REQUEST:
Each line below that contains "Outer" counts once; report the total and nothing more.

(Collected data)
+ + + +

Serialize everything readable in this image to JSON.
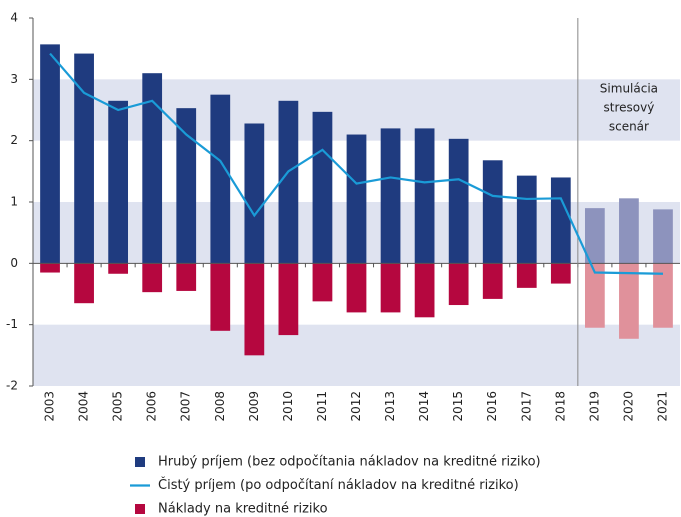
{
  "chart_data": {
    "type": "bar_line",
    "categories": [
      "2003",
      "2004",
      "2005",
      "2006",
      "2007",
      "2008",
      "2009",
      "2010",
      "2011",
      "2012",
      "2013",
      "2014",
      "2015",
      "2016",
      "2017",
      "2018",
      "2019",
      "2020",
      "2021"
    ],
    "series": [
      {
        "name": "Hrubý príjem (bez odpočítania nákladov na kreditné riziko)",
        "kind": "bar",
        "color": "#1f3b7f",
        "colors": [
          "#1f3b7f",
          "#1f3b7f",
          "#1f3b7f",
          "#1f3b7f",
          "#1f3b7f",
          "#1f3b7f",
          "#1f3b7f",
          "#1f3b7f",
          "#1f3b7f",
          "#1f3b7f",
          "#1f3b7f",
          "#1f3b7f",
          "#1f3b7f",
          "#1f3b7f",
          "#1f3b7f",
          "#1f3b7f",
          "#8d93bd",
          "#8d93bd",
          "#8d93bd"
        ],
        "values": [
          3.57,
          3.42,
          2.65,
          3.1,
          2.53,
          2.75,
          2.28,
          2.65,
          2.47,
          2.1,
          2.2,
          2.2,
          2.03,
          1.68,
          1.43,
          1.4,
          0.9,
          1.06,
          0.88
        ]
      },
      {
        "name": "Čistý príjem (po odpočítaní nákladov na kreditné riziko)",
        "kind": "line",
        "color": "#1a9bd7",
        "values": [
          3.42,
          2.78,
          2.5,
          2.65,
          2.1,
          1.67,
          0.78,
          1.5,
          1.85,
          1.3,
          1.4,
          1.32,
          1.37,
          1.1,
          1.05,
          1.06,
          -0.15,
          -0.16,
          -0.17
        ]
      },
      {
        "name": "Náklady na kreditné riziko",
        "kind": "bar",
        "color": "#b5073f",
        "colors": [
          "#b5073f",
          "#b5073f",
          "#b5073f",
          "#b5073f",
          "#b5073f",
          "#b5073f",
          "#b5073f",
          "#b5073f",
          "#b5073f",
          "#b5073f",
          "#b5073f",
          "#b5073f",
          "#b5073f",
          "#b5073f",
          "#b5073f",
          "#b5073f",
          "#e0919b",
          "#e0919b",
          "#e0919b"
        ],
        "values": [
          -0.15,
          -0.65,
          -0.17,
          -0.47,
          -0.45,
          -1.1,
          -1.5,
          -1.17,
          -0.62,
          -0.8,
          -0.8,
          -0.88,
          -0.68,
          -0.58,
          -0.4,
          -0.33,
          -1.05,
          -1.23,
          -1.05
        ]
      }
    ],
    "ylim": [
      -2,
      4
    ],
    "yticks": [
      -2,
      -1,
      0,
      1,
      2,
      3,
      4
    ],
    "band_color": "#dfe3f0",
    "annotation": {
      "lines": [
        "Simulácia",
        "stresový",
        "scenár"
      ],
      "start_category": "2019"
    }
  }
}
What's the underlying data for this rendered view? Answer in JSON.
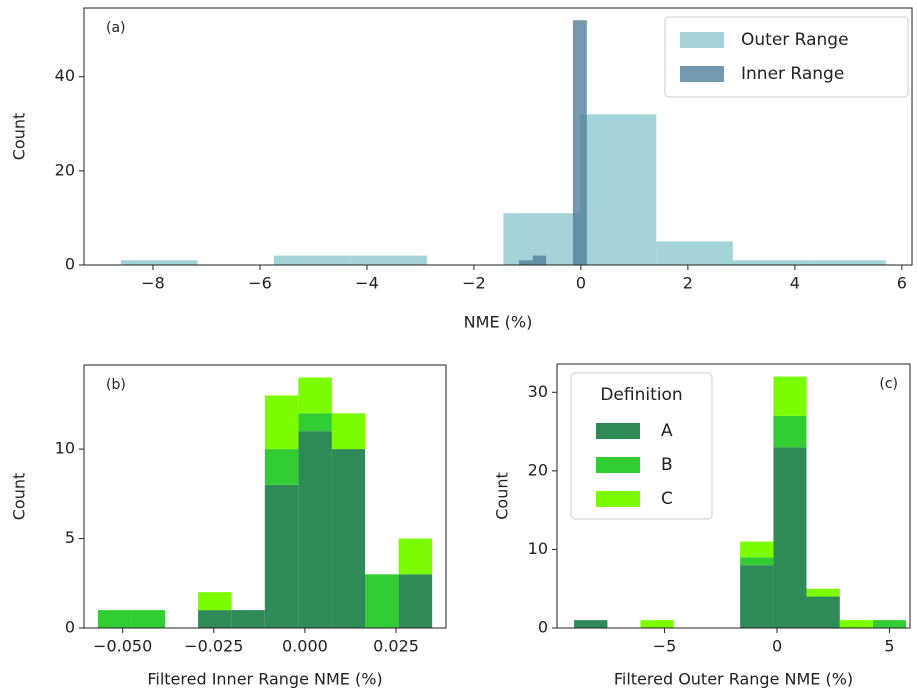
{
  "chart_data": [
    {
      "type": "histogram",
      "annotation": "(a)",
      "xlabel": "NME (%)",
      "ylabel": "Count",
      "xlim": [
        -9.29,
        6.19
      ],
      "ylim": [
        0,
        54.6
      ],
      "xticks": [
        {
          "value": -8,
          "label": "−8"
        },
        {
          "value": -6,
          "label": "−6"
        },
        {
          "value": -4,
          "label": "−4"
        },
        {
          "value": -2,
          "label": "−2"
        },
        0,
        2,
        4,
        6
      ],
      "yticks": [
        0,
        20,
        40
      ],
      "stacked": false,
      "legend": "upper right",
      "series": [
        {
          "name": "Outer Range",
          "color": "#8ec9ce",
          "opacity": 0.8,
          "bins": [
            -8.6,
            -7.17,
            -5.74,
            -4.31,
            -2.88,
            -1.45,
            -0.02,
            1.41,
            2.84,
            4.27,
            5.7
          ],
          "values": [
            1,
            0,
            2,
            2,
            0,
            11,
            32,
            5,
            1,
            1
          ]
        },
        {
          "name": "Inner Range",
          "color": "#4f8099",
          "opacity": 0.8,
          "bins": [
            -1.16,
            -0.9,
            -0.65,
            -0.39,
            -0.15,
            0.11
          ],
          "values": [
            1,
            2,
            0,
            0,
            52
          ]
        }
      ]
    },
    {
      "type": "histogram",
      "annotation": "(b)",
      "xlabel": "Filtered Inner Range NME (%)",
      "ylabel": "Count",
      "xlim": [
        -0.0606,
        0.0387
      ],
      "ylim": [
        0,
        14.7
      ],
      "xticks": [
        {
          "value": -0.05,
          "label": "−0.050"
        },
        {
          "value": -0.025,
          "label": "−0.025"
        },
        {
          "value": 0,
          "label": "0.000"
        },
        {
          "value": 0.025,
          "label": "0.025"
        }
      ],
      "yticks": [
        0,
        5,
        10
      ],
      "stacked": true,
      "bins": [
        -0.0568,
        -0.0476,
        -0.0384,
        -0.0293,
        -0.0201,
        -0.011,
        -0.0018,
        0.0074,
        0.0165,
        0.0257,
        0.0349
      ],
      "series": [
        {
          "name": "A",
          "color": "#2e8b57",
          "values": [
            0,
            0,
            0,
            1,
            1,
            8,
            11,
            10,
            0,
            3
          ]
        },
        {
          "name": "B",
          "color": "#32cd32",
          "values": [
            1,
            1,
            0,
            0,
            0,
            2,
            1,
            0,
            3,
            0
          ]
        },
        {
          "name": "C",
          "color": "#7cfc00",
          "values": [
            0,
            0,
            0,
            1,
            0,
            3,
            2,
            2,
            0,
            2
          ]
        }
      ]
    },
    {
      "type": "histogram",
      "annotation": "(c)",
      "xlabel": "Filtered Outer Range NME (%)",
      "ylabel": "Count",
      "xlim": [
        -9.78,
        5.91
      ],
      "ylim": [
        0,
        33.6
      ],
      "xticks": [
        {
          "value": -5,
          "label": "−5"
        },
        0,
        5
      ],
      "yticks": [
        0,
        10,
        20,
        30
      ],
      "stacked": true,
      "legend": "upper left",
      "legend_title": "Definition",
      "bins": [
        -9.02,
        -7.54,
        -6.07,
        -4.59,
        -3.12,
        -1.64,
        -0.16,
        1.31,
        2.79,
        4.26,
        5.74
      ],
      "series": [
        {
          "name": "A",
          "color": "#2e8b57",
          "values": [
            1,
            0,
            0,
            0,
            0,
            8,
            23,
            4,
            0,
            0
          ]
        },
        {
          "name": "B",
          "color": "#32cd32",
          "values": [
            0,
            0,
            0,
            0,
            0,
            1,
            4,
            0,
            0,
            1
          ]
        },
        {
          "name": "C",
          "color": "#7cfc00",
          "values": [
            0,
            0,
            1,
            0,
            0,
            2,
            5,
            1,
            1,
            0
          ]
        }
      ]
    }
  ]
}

+ + + +

SOLVED EXERCISE:
2